[Stored data]
▼

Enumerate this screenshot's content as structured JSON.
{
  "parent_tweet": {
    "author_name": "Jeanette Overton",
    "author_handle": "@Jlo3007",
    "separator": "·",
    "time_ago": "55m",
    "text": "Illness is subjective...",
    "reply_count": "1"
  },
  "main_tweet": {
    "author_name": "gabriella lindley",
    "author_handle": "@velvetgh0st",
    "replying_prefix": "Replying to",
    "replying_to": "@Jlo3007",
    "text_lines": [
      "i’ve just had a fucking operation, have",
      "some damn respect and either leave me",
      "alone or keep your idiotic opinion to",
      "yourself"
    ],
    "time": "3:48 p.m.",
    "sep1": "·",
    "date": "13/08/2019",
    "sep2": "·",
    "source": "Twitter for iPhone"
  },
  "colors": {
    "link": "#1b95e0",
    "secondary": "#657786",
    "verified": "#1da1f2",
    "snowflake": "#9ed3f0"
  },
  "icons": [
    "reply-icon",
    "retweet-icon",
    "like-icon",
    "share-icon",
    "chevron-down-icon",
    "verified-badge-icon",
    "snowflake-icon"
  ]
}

▲

*What this task involves*:
Your task is to give the records above again, exactly.

*Written solution*:
Enumerate this screenshot's content as structured JSON.
{
  "parent_tweet": {
    "author_name": "Jeanette Overton",
    "author_handle": "@Jlo3007",
    "separator": "·",
    "time_ago": "55m",
    "text": "Illness is subjective...",
    "reply_count": "1"
  },
  "main_tweet": {
    "author_name": "gabriella lindley",
    "author_handle": "@velvetgh0st",
    "replying_prefix": "Replying to",
    "replying_to": "@Jlo3007",
    "text_lines": [
      "i’ve just had a fucking operation, have",
      "some damn respect and either leave me",
      "alone or keep your idiotic opinion to",
      "yourself"
    ],
    "time": "3:48 p.m.",
    "sep1": "·",
    "date": "13/08/2019",
    "sep2": "·",
    "source": "Twitter for iPhone"
  },
  "colors": {
    "link": "#1b95e0",
    "secondary": "#657786",
    "verified": "#1da1f2",
    "snowflake": "#9ed3f0"
  },
  "icons": [
    "reply-icon",
    "retweet-icon",
    "like-icon",
    "share-icon",
    "chevron-down-icon",
    "verified-badge-icon",
    "snowflake-icon"
  ]
}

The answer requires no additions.